**Task brief**.
Below are some records; retype all of them exactly.

··········

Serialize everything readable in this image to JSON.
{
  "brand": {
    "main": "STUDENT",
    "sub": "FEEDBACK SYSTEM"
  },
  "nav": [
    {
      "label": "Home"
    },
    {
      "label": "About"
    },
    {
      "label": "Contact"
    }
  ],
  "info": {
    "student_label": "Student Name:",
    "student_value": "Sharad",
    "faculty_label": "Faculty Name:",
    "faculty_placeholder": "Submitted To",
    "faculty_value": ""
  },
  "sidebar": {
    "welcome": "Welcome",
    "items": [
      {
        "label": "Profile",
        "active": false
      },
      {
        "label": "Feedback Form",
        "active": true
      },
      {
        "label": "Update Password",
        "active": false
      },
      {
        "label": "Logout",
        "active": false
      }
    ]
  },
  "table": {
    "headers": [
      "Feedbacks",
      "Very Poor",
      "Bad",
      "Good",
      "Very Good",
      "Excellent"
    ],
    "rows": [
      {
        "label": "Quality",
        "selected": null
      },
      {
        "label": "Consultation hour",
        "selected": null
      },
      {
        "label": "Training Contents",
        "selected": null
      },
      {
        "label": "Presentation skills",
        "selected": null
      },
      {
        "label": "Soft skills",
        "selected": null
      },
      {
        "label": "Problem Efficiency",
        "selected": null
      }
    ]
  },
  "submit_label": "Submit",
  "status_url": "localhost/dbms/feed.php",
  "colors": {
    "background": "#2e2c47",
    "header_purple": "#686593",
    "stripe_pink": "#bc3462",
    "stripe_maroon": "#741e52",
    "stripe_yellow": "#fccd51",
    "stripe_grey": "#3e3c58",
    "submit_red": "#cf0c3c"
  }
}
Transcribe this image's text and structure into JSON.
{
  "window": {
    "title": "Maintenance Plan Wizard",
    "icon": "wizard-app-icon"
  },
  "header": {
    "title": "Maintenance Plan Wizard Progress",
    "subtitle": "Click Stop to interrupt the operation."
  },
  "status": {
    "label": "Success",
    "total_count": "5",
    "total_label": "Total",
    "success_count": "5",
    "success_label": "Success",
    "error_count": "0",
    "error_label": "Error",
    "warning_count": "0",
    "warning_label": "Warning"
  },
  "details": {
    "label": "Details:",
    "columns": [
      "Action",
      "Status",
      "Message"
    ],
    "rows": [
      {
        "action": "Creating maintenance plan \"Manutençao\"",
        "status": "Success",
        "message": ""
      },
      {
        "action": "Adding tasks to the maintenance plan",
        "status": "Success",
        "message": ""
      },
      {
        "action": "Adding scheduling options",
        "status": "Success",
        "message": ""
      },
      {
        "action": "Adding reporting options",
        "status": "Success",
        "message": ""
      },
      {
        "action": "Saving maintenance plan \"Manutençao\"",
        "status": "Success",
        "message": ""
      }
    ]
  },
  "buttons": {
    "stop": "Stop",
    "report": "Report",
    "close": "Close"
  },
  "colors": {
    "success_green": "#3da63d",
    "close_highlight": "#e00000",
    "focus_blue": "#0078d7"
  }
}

··········

**Exercise answer**.
Serialize everything readable in this image to JSON.
{
  "brand": {
    "main": "STUDENT",
    "sub": "FEEDBACK SYSTEM"
  },
  "nav": [
    {
      "label": "Home"
    },
    {
      "label": "About"
    },
    {
      "label": "Contact"
    }
  ],
  "info": {
    "student_label": "Student Name:",
    "student_value": "Sharad",
    "faculty_label": "Faculty Name:",
    "faculty_placeholder": "Submitted To",
    "faculty_value": ""
  },
  "sidebar": {
    "welcome": "Welcome",
    "items": [
      {
        "label": "Profile",
        "active": false
      },
      {
        "label": "Feedback Form",
        "active": true
      },
      {
        "label": "Update Password",
        "active": false
      },
      {
        "label": "Logout",
        "active": false
      }
    ]
  },
  "table": {
    "headers": [
      "Feedbacks",
      "Very Poor",
      "Bad",
      "Good",
      "Very Good",
      "Excellent"
    ],
    "rows": [
      {
        "label": "Quality",
        "selected": null
      },
      {
        "label": "Consultation hour",
        "selected": null
      },
      {
        "label": "Training Contents",
        "selected": null
      },
      {
        "label": "Presentation skills",
        "selected": null
      },
      {
        "label": "Soft skills",
        "selected": null
      },
      {
        "label": "Problem Efficiency",
        "selected": null
      }
    ]
  },
  "submit_label": "Submit",
  "status_url": "localhost/dbms/feed.php",
  "colors": {
    "background": "#2e2c47",
    "header_purple": "#686593",
    "stripe_pink": "#bc3462",
    "stripe_maroon": "#741e52",
    "stripe_yellow": "#fccd51",
    "stripe_grey": "#3e3c58",
    "submit_red": "#cf0c3c"
  }
}
Transcribe this image's text and structure into JSON.
{
  "window": {
    "title": "Maintenance Plan Wizard",
    "icon": "wizard-app-icon"
  },
  "header": {
    "title": "Maintenance Plan Wizard Progress",
    "subtitle": "Click Stop to interrupt the operation."
  },
  "status": {
    "label": "Success",
    "total_count": "5",
    "total_label": "Total",
    "success_count": "5",
    "success_label": "Success",
    "error_count": "0",
    "error_label": "Error",
    "warning_count": "0",
    "warning_label": "Warning"
  },
  "details": {
    "label": "Details:",
    "columns": [
      "Action",
      "Status",
      "Message"
    ],
    "rows": [
      {
        "action": "Creating maintenance plan \"Manutençao\"",
        "status": "Success",
        "message": ""
      },
      {
        "action": "Adding tasks to the maintenance plan",
        "status": "Success",
        "message": ""
      },
      {
        "action": "Adding scheduling options",
        "status": "Success",
        "message": ""
      },
      {
        "action": "Adding reporting options",
        "status": "Success",
        "message": ""
      },
      {
        "action": "Saving maintenance plan \"Manutençao\"",
        "status": "Success",
        "message": ""
      }
    ]
  },
  "buttons": {
    "stop": "Stop",
    "report": "Report",
    "close": "Close"
  },
  "colors": {
    "success_green": "#3da63d",
    "close_highlight": "#e00000",
    "focus_blue": "#0078d7"
  }
}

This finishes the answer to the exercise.